(Dataset records)
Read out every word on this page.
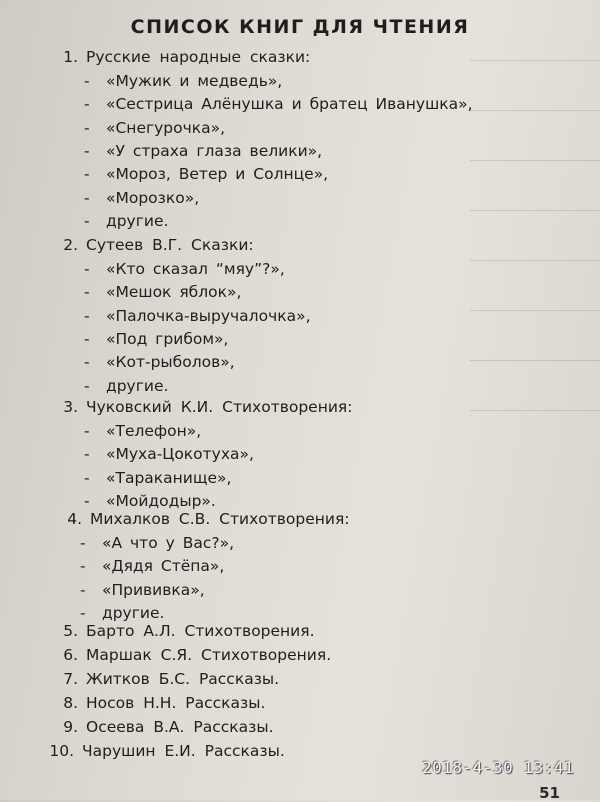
СПИСОК КНИГ ДЛЯ ЧТЕНИЯ
1. Русские народные сказки:
- «Мужик и медведь»,
- «Сестрица Алёнушка и братец Иванушка»,
- «Снегурочка»,
- «У страха глаза велики»,
- «Мороз, Ветер и Солнце»,
- «Морозко»,
- другие.
2. Сутеев В.Г. Сказки:
- «Кто сказал “мяу”?»,
- «Мешок яблок»,
- «Палочка-выручалочка»,
- «Под грибом»,
- «Кот-рыболов»,
- другие.
3. Чуковский К.И. Стихотворения:
- «Телефон»,
- «Муха-Цокотуха»,
- «Тараканище»,
- «Мойдодыр».
4. Михалков С.В. Стихотворения:
- «А что у Вас?»,
- «Дядя Стёпа»,
- «Прививка»,
- другие.
5. Барто А.Л. Стихотворения.
6. Маршак С.Я. Стихотворения.
7. Житков Б.С. Рассказы.
8. Носов Н.Н. Рассказы.
9. Осеева В.А. Рассказы.
10. Чарушин Е.И. Рассказы.
2018-4-30 13:41
51
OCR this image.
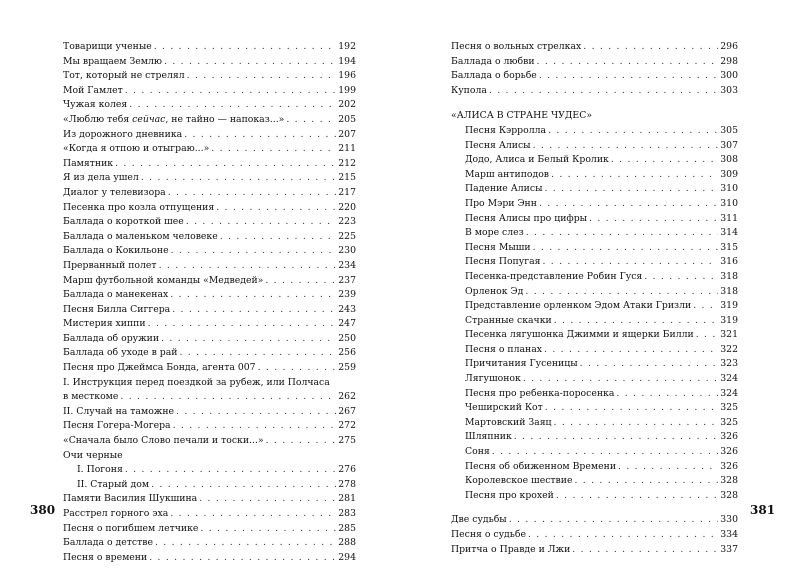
Товарищи ученые . . .	192
Мы вращаем Землю . . .	194
Тот, который не стрелял . . .	196
Мой Гамлет . . .	199
Чужая колея . . .	202
«Люблю тебя сейчас, не тайно — напоказ...» . . .	205
Из дорожного дневника . . .	207
«Когда я отпою и отыграю...» . . .	211
Памятник . . .	212
Я из дела ушел . . .	215
Диалог у телевизора . . .	217
Песенка про козла отпущения . . .	220
Баллада о короткой шее . . .	223
Баллада о маленьком человеке . . .	225
Баллада о Кокильоне . . .	230
Прерванный полет . . .	234
Марш футбольной команды «Медведей» . . .	237
Баллада о манекенах . . .	239
Песня Билла Сиггера . . .	243
Мистерия хиппи . . .	247
Баллада об оружии . . .	250
Баллада об уходе в рай . . .	256
Песня про Джеймса Бонда, агента 007 . . .	259
I. Инструкция перед поездкой за рубеж, или Полчаса
в месткоме . . .	262
II. Случай на таможне . . .	267
Песня Гогера-Могера . . .	272
«Сначала было Слово печали и тоски...» . . .	275
Очи черные
I. Погоня . . .	276
II. Старый дом . . .	278
Памяти Василия Шукшина . . .	281
Расстрел горного эха . . .	283
Песня о погибшем летчике . . .	285
Баллада о детстве . . .	288
Песня о времени . . .	294
Песня о вольных стрелках . . .	296
Баллада о любви . . .	298
Баллада о борьбе . . .	300
Купола . . .	303
«АЛИСА В СТРАНЕ ЧУДЕС»
Песня Кэрролла . . .	305
Песня Алисы . . .	307
Додо, Алиса и Белый Кролик . . .	308
Марш антиподов . . .	309
Падение Алисы . . .	310
Про Мэри Энн . . .	310
Песня Алисы про цифры . . .	311
В море слез . . .	314
Песня Мыши . . .	315
Песня Попугая . . .	316
Песенка-представление Робин Гуся . . .	318
Орленок Эд . . .	318
Представление орленком Эдом Атаки Гризли . . .	319
Странные скачки . . .	319
Песенка лягушонка Джимми и ящерки Билли . . .	321
Песня о планах . . .	322
Причитания Гусеницы . . .	323
Лягушонок . . .	324
Песня про ребенка-поросенка . . .	324
Чеширский Кот . . .	325
Мартовский Заяц . . .	325
Шляпник . . .	326
Соня . . .	326
Песня об обиженном Времени . . .	326
Королевское шествие . . .	328
Песня про крохей . . .	328
Две судьбы . . .	330
Песня о судьбе . . .	334
Притча о Правде и Лжи . . .	337
380	381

- Do this:
Using the records above, find and show each line with the string "Баллада".

- Worked solution:
Баллада о короткой шее . . .	223
Баллада о маленьком человеке . . .	225
Баллада о Кокильоне . . .	230
Баллада о манекенах . . .	239
Баллада об оружии . . .	250
Баллада об уходе в рай . . .	256
Баллада о детстве . . .	288
Баллада о любви . . .	298
Баллада о борьбе . . .	300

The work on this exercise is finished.